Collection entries
>> begin

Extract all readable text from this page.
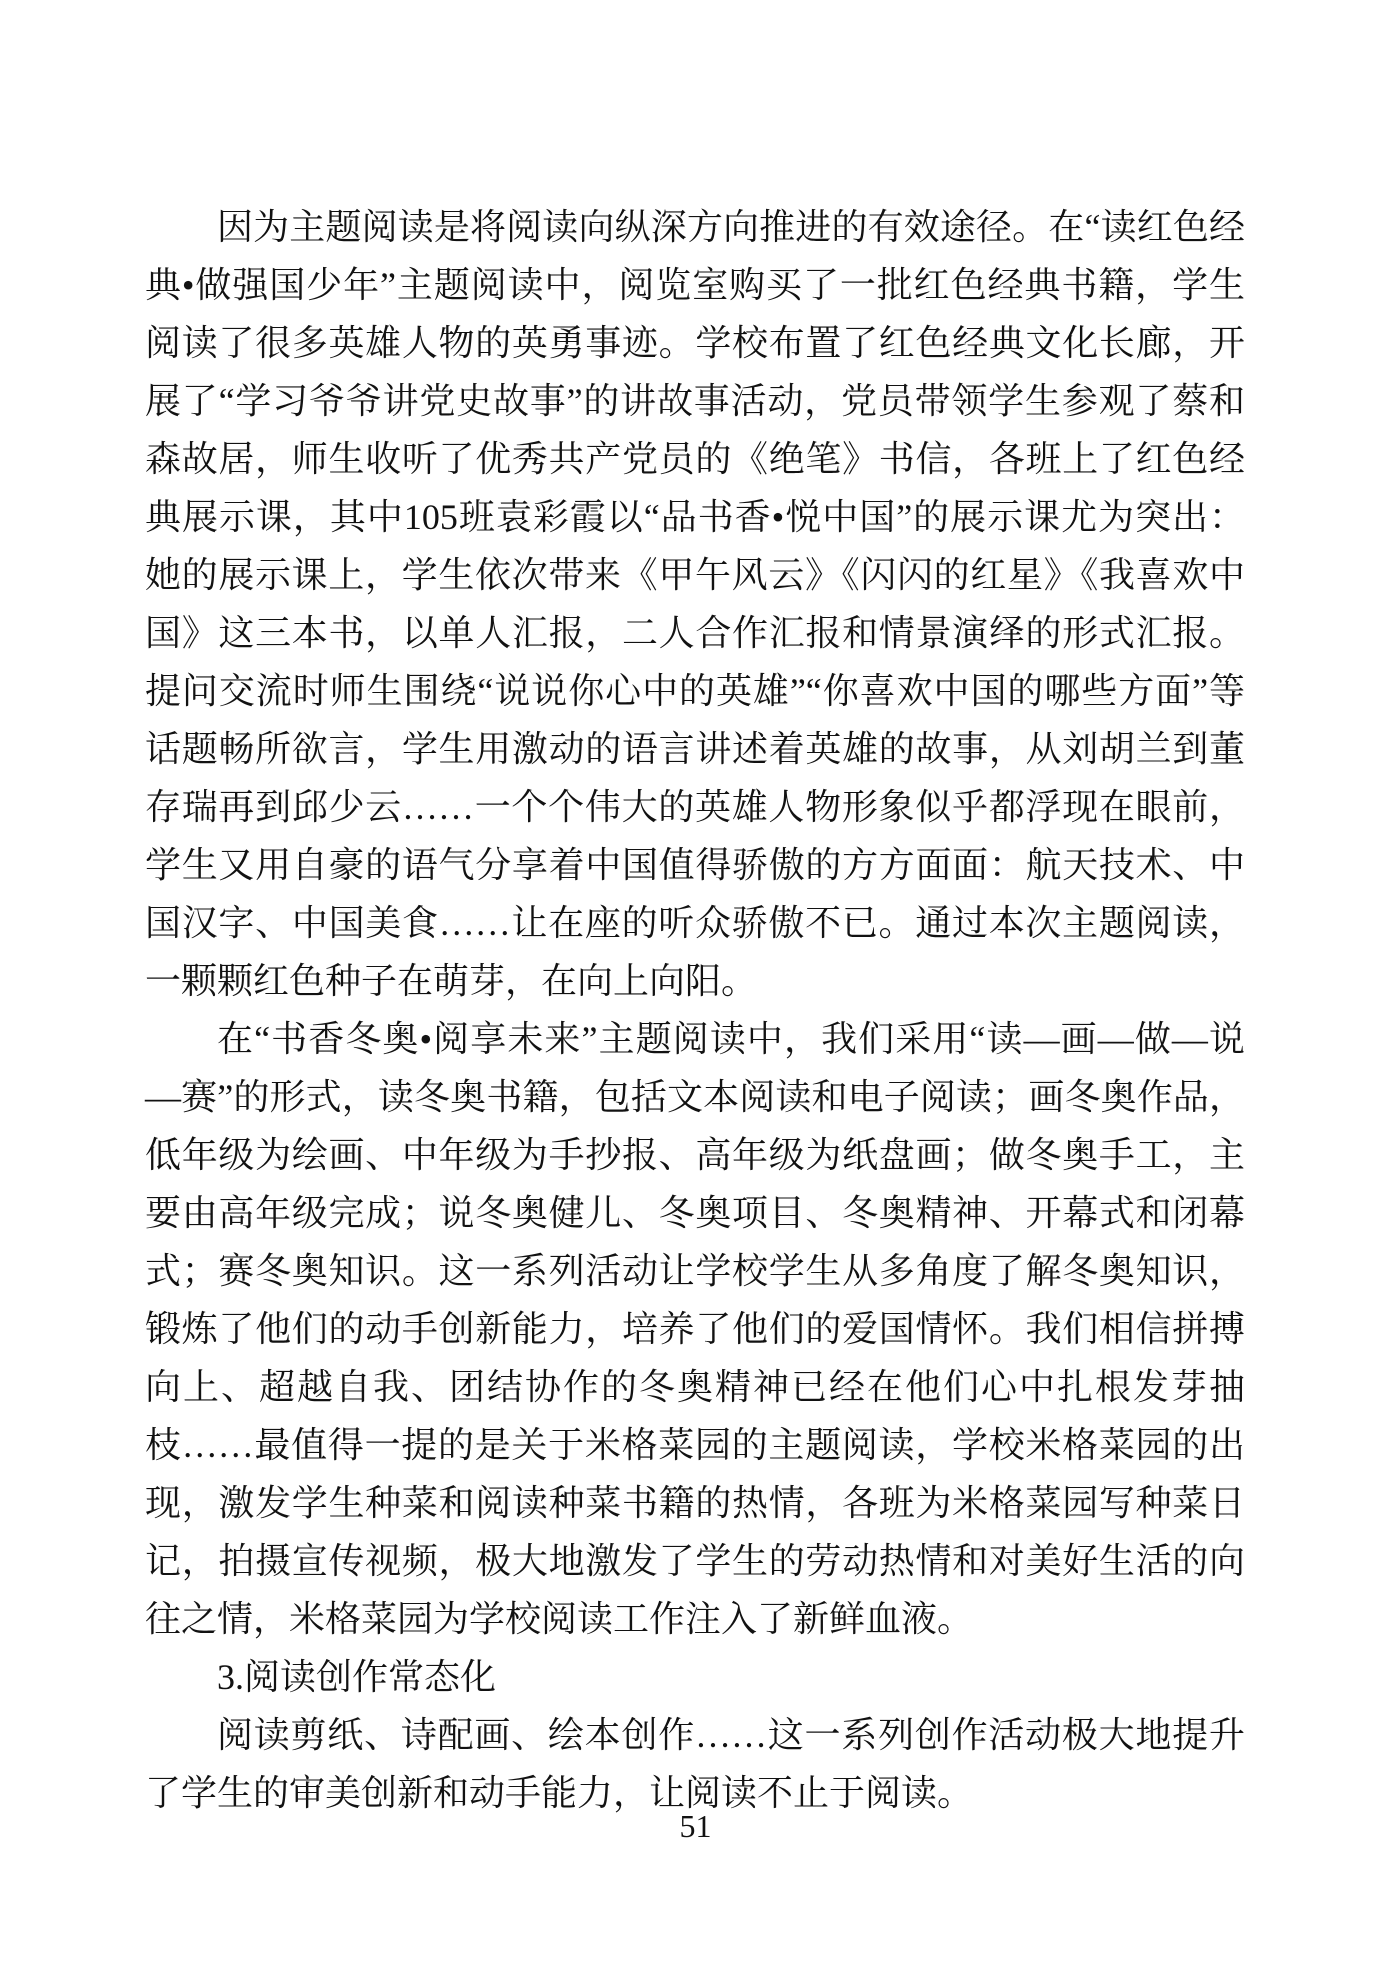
因为主题阅读是将阅读向纵深方向推进的有效途径。在“读红色经典•做强国少年”主题阅读中，阅览室购买了一批红色经典书籍，学生阅读了很多英雄人物的英勇事迹。学校布置了红色经典文化长廊，开展了“学习爷爷讲党史故事”的讲故事活动，党员带领学生参观了蔡和森故居，师生收听了优秀共产党员的《绝笔》书信，各班上了红色经典展示课，其中105班袁彩霞以“品书香•悦中国”的展示课尤为突出：她的展示课上，学生依次带来《甲午风云》《闪闪的红星》《我喜欢中国》这三本书，以单人汇报，二人合作汇报和情景演绎的形式汇报。提问交流时师生围绕“说说你心中的英雄”“你喜欢中国的哪些方面”等话题畅所欲言，学生用激动的语言讲述着英雄的故事，从刘胡兰到董存瑞再到邱少云……一个个伟大的英雄人物形象似乎都浮现在眼前，学生又用自豪的语气分享着中国值得骄傲的方方面面：航天技术、中国汉字、中国美食……让在座的听众骄傲不已。通过本次主题阅读，一颗颗红色种子在萌芽，在向上向阳。

在“书香冬奥•阅享未来”主题阅读中，我们采用“读—画—做—说—赛”的形式，读冬奥书籍，包括文本阅读和电子阅读；画冬奥作品，低年级为绘画、中年级为手抄报、高年级为纸盘画；做冬奥手工，主要由高年级完成；说冬奥健儿、冬奥项目、冬奥精神、开幕式和闭幕式；赛冬奥知识。这一系列活动让学校学生从多角度了解冬奥知识，锻炼了他们的动手创新能力，培养了他们的爱国情怀。我们相信拼搏向上、超越自我、团结协作的冬奥精神已经在他们心中扎根发芽抽枝……最值得一提的是关于米格菜园的主题阅读，学校米格菜园的出现，激发学生种菜和阅读种菜书籍的热情，各班为米格菜园写种菜日记，拍摄宣传视频，极大地激发了学生的劳动热情和对美好生活的向往之情，米格菜园为学校阅读工作注入了新鲜血液。

3.阅读创作常态化

阅读剪纸、诗配画、绘本创作……这一系列创作活动极大地提升了学生的审美创新和动手能力，让阅读不止于阅读。

51
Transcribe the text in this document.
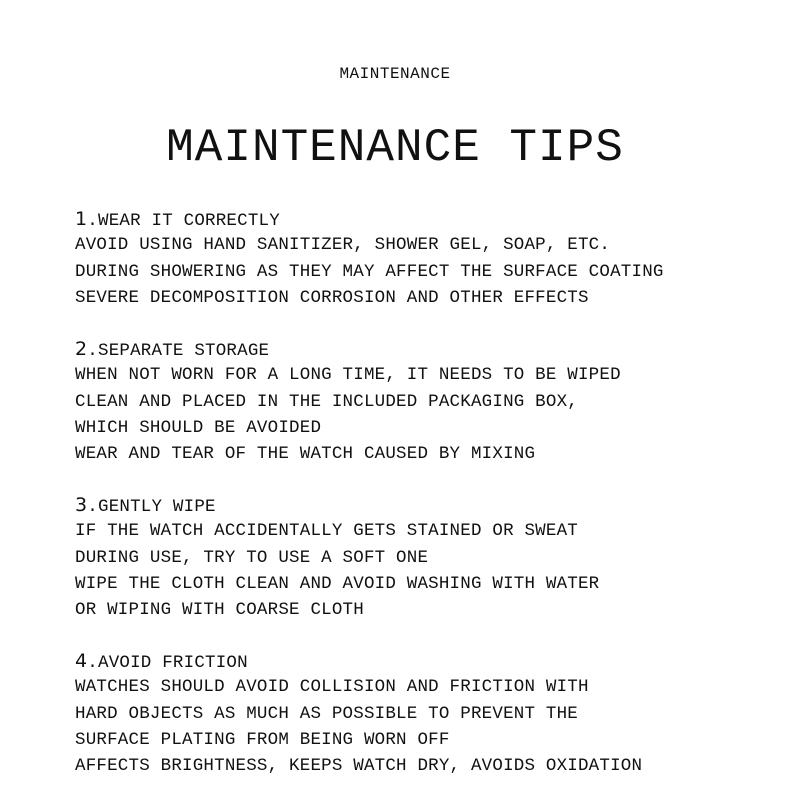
MAINTENANCE
MAINTENANCE TIPS
1.WEAR IT CORRECTLY
AVOID USING HAND SANITIZER, SHOWER GEL, SOAP, ETC.
DURING SHOWERING AS THEY MAY AFFECT THE SURFACE COATING
SEVERE DECOMPOSITION CORROSION AND OTHER EFFECTS
2.SEPARATE STORAGE
WHEN NOT WORN FOR A LONG TIME, IT NEEDS TO BE WIPED
CLEAN AND PLACED IN THE INCLUDED PACKAGING BOX,
WHICH SHOULD BE AVOIDED
WEAR AND TEAR OF THE WATCH CAUSED BY MIXING
3.GENTLY WIPE
IF THE WATCH ACCIDENTALLY GETS STAINED OR SWEAT
DURING USE, TRY TO USE A SOFT ONE
WIPE THE CLOTH CLEAN AND AVOID WASHING WITH WATER
OR WIPING WITH COARSE CLOTH
4.AVOID FRICTION
WATCHES SHOULD AVOID COLLISION AND FRICTION WITH
HARD OBJECTS AS MUCH AS POSSIBLE TO PREVENT THE
SURFACE PLATING FROM BEING WORN OFF
AFFECTS BRIGHTNESS, KEEPS WATCH DRY, AVOIDS OXIDATION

>> end

▶ [Work required]:
Leave out the pictures and give the listing above again exactly.

▶ [Task output]:
Extract all readable text from this page.
因为主题阅读是将阅读向纵深方向推进的有效途径。在“读红色经典•做强国少年”主题阅读中，阅览室购买了一批红色经典书籍，学生阅读了很多英雄人物的英勇事迹。学校布置了红色经典文化长廊，开展了“学习爷爷讲党史故事”的讲故事活动，党员带领学生参观了蔡和森故居，师生收听了优秀共产党员的《绝笔》书信，各班上了红色经典展示课，其中105班袁彩霞以“品书香•悦中国”的展示课尤为突出：她的展示课上，学生依次带来《甲午风云》《闪闪的红星》《我喜欢中国》这三本书，以单人汇报，二人合作汇报和情景演绎的形式汇报。提问交流时师生围绕“说说你心中的英雄”“你喜欢中国的哪些方面”等话题畅所欲言，学生用激动的语言讲述着英雄的故事，从刘胡兰到董存瑞再到邱少云……一个个伟大的英雄人物形象似乎都浮现在眼前，学生又用自豪的语气分享着中国值得骄傲的方方面面：航天技术、中国汉字、中国美食……让在座的听众骄傲不已。通过本次主题阅读，一颗颗红色种子在萌芽，在向上向阳。

在“书香冬奥•阅享未来”主题阅读中，我们采用“读—画—做—说—赛”的形式，读冬奥书籍，包括文本阅读和电子阅读；画冬奥作品，低年级为绘画、中年级为手抄报、高年级为纸盘画；做冬奥手工，主要由高年级完成；说冬奥健儿、冬奥项目、冬奥精神、开幕式和闭幕式；赛冬奥知识。这一系列活动让学校学生从多角度了解冬奥知识，锻炼了他们的动手创新能力，培养了他们的爱国情怀。我们相信拼搏向上、超越自我、团结协作的冬奥精神已经在他们心中扎根发芽抽枝……最值得一提的是关于米格菜园的主题阅读，学校米格菜园的出现，激发学生种菜和阅读种菜书籍的热情，各班为米格菜园写种菜日记，拍摄宣传视频，极大地激发了学生的劳动热情和对美好生活的向往之情，米格菜园为学校阅读工作注入了新鲜血液。

3.阅读创作常态化

阅读剪纸、诗配画、绘本创作……这一系列创作活动极大地提升了学生的审美创新和动手能力，让阅读不止于阅读。

51
Transcribe the text in this document.
MAINTENANCE
MAINTENANCE TIPS
1.WEAR IT CORRECTLY
AVOID USING HAND SANITIZER, SHOWER GEL, SOAP, ETC.
DURING SHOWERING AS THEY MAY AFFECT THE SURFACE COATING
SEVERE DECOMPOSITION CORROSION AND OTHER EFFECTS
2.SEPARATE STORAGE
WHEN NOT WORN FOR A LONG TIME, IT NEEDS TO BE WIPED
CLEAN AND PLACED IN THE INCLUDED PACKAGING BOX,
WHICH SHOULD BE AVOIDED
WEAR AND TEAR OF THE WATCH CAUSED BY MIXING
3.GENTLY WIPE
IF THE WATCH ACCIDENTALLY GETS STAINED OR SWEAT
DURING USE, TRY TO USE A SOFT ONE
WIPE THE CLOTH CLEAN AND AVOID WASHING WITH WATER
OR WIPING WITH COARSE CLOTH
4.AVOID FRICTION
WATCHES SHOULD AVOID COLLISION AND FRICTION WITH
HARD OBJECTS AS MUCH AS POSSIBLE TO PREVENT THE
SURFACE PLATING FROM BEING WORN OFF
AFFECTS BRIGHTNESS, KEEPS WATCH DRY, AVOIDS OXIDATION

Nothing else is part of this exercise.